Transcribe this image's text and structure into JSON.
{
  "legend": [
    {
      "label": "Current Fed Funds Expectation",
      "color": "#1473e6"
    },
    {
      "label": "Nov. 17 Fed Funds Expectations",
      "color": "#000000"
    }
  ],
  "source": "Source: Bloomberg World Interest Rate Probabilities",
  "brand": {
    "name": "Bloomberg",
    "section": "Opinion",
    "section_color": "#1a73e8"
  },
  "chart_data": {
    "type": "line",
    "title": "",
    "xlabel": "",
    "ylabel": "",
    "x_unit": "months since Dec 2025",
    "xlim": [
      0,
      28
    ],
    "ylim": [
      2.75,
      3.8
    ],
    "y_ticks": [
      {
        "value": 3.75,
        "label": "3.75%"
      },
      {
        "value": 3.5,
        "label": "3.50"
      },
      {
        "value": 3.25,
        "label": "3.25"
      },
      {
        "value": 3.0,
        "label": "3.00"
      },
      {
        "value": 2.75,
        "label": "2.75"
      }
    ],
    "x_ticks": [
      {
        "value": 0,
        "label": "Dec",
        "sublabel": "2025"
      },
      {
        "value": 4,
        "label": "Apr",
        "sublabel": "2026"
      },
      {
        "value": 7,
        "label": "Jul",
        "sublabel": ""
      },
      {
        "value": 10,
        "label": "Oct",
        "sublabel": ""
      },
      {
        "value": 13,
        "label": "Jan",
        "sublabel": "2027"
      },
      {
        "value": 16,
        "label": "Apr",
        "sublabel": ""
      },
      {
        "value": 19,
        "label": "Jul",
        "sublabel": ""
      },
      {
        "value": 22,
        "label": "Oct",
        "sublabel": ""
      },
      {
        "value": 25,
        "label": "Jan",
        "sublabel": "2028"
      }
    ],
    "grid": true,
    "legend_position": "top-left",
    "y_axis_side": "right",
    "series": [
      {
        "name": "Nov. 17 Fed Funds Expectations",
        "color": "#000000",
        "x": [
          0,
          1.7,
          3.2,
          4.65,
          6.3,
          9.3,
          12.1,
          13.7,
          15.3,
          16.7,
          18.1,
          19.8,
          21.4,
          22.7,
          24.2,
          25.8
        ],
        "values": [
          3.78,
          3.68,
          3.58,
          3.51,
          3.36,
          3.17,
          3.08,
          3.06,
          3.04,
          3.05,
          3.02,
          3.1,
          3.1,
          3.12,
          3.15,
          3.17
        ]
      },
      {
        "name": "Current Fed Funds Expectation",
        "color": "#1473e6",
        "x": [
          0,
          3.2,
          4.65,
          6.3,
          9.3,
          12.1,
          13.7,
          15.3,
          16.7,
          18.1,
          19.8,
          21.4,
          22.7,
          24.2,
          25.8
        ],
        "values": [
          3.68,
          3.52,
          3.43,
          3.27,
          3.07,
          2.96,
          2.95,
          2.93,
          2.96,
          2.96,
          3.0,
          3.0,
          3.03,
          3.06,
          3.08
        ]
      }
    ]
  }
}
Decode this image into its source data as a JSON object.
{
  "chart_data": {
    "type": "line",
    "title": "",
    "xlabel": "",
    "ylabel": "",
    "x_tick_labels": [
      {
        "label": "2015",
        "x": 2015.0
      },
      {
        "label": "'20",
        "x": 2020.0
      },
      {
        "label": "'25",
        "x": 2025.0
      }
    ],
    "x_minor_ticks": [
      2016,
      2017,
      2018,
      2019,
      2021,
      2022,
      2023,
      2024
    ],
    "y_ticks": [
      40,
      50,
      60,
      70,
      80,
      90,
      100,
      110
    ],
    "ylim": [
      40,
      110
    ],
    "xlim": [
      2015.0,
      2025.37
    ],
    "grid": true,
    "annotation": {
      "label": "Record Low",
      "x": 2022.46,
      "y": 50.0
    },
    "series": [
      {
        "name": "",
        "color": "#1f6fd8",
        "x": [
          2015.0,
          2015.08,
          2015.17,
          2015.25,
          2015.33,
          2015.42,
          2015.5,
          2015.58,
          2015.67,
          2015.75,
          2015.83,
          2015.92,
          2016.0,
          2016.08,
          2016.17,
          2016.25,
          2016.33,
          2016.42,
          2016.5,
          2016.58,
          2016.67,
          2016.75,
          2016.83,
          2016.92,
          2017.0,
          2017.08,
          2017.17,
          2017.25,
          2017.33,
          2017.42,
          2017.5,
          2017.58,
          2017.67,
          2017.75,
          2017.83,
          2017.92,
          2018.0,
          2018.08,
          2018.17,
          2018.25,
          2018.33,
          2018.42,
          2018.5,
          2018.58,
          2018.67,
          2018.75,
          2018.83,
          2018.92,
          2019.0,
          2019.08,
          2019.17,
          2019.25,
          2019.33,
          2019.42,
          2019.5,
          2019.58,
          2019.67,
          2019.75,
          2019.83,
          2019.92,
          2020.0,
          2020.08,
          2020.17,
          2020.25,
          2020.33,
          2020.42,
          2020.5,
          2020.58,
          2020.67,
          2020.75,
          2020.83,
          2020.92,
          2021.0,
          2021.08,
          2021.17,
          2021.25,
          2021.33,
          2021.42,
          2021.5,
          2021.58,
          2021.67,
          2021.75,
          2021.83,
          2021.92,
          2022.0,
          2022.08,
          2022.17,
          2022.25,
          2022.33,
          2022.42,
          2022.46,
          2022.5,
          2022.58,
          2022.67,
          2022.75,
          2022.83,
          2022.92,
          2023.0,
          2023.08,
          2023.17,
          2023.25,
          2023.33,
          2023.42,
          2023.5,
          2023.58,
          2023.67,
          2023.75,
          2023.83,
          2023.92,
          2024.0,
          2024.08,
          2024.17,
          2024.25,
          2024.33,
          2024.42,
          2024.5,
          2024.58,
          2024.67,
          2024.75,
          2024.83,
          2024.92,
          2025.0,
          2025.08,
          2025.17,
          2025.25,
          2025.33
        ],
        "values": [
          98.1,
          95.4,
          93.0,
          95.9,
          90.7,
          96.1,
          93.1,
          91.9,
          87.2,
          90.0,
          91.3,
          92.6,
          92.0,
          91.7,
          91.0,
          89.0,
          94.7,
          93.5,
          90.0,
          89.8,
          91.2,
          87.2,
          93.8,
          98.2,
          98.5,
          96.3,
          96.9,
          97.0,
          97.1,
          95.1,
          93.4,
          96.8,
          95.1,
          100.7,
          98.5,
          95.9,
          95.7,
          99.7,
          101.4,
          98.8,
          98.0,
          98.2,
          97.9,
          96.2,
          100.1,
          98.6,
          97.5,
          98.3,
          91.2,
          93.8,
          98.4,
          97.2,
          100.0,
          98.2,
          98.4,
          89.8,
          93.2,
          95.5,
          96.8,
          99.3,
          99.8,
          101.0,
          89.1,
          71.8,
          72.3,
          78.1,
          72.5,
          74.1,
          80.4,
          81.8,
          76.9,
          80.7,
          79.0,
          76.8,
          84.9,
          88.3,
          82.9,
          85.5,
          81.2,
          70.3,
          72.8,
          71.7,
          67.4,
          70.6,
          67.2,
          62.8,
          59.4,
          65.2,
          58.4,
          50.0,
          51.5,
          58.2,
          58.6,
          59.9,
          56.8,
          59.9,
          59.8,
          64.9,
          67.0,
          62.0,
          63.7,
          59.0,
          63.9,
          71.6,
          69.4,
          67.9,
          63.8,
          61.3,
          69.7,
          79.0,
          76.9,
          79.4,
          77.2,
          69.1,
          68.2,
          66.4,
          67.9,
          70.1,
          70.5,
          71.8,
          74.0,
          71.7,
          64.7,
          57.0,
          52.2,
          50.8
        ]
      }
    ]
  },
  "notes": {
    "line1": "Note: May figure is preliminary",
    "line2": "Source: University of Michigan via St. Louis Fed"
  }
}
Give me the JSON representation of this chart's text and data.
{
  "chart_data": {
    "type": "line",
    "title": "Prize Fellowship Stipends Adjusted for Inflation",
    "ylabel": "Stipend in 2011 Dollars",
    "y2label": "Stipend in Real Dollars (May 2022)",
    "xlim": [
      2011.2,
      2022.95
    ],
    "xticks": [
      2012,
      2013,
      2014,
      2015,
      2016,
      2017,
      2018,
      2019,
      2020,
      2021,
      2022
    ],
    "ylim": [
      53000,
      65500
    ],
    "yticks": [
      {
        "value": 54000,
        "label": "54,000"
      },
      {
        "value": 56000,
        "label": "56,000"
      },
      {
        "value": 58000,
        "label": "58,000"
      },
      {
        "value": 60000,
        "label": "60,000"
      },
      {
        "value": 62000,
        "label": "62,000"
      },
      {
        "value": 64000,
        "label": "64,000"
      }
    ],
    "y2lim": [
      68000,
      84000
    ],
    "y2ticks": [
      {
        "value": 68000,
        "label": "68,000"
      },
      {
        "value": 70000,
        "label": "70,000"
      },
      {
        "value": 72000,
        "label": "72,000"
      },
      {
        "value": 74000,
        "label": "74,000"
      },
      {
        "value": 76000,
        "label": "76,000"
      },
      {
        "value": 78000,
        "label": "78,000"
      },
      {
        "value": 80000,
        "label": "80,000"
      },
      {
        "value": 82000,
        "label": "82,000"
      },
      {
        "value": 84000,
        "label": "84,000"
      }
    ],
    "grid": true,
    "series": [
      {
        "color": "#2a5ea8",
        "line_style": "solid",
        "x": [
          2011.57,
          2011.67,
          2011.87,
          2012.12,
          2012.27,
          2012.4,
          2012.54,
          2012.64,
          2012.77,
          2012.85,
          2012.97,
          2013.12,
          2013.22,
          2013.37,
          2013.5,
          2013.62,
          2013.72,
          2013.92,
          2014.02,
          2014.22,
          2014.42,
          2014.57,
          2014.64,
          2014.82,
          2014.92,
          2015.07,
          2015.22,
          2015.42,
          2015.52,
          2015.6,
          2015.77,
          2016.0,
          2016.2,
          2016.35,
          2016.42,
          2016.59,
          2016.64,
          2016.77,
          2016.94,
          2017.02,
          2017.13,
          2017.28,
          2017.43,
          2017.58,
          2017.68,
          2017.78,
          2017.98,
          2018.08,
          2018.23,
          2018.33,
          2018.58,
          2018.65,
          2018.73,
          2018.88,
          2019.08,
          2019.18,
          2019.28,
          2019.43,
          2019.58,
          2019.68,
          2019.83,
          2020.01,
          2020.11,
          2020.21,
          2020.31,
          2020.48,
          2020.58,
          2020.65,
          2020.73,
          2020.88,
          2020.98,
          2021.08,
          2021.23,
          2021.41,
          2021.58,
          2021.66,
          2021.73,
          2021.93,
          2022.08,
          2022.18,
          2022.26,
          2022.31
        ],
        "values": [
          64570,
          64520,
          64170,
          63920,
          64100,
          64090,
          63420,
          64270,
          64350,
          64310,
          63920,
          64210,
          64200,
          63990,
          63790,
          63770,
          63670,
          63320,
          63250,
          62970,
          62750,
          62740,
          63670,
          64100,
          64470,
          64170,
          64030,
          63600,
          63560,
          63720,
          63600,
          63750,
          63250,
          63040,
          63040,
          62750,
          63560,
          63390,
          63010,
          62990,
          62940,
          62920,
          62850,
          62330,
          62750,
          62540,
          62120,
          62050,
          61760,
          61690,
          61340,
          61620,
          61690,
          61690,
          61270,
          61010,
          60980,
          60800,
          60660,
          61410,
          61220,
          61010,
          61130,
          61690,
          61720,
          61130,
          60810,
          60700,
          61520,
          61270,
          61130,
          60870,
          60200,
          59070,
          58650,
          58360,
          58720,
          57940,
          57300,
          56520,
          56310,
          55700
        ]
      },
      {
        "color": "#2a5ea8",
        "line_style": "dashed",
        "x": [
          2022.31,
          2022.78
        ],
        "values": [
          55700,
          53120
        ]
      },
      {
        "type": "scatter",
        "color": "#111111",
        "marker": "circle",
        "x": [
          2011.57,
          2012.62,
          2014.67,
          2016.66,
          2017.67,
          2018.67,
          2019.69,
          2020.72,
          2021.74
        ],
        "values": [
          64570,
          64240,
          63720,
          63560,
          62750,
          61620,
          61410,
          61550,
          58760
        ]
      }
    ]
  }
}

━━━

§ **Task instructions**: Of the lines above, how many include the word "JSON"? Reply with the number only.

§ **Exercise output**: 3